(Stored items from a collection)
• • •
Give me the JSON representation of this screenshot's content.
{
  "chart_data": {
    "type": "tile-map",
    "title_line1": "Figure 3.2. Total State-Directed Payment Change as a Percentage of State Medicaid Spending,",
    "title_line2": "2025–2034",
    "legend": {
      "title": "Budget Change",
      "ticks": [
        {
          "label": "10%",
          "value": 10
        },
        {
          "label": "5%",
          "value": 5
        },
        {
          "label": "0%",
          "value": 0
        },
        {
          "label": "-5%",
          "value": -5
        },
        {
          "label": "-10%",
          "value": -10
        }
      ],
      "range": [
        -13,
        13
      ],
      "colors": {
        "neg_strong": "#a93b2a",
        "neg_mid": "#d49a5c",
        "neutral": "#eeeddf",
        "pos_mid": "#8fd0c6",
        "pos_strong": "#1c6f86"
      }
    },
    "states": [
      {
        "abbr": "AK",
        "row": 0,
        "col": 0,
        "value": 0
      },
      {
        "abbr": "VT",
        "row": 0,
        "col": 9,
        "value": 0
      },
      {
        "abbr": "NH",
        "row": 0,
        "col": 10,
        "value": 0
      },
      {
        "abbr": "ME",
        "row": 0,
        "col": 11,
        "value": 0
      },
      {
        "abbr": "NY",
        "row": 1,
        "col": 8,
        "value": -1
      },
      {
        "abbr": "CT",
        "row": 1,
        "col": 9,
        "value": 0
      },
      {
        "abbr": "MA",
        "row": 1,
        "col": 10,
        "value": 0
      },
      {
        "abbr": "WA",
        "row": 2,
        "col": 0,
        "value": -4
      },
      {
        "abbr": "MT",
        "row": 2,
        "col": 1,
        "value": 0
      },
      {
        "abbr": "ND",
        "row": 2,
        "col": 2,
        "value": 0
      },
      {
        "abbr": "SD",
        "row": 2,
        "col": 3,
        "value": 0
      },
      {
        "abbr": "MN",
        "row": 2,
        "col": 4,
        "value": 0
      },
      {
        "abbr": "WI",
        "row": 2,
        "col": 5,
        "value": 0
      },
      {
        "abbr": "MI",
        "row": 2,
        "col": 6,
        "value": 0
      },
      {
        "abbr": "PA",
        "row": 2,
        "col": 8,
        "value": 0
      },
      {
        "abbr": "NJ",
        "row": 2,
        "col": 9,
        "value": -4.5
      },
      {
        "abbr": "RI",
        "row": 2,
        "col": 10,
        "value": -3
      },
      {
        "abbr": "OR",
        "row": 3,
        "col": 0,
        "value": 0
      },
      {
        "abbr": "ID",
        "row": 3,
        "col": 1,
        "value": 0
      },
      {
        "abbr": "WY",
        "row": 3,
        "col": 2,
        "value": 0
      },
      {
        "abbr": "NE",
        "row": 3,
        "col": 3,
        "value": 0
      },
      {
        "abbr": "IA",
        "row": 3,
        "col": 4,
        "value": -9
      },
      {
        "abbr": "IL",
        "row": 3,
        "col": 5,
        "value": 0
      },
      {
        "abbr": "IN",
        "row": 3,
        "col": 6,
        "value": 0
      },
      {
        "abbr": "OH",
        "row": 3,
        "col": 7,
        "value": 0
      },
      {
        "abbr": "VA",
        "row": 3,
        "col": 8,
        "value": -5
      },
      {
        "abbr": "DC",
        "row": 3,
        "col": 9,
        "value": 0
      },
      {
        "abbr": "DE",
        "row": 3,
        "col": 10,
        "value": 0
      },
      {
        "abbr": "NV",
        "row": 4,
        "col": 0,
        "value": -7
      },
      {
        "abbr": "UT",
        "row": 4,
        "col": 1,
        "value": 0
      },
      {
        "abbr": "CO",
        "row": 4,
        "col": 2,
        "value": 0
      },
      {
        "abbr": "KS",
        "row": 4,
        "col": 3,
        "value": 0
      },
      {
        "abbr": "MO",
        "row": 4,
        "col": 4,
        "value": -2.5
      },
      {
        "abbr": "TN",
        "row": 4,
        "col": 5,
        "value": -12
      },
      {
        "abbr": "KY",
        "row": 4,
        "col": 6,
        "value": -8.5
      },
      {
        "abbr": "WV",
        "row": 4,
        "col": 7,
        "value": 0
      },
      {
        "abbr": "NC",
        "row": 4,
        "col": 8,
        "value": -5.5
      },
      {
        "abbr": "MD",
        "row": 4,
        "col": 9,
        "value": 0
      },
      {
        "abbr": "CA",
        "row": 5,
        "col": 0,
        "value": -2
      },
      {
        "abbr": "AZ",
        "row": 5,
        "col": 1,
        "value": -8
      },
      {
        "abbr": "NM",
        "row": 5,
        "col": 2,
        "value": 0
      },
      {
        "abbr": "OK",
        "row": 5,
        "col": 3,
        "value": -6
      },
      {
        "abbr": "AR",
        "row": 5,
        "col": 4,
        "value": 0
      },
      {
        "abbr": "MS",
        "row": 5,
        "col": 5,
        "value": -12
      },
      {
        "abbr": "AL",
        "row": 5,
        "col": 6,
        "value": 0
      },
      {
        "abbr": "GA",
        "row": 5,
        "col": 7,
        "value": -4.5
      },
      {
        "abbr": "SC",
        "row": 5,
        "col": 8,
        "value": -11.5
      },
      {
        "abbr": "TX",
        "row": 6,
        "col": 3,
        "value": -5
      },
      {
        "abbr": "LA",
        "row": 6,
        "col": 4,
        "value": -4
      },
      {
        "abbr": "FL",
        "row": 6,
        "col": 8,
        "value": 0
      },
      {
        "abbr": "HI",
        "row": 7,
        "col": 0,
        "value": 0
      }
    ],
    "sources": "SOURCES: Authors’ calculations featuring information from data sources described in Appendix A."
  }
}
• • •
## TASK REQUIREMENTS
In the listing above, find the lines holding the word "label" and copy them.

## CORRECT ANSWER
          "label": "10%",
          "label": "5%",
          "label": "0%",
          "label": "-5%",
          "label": "-10%",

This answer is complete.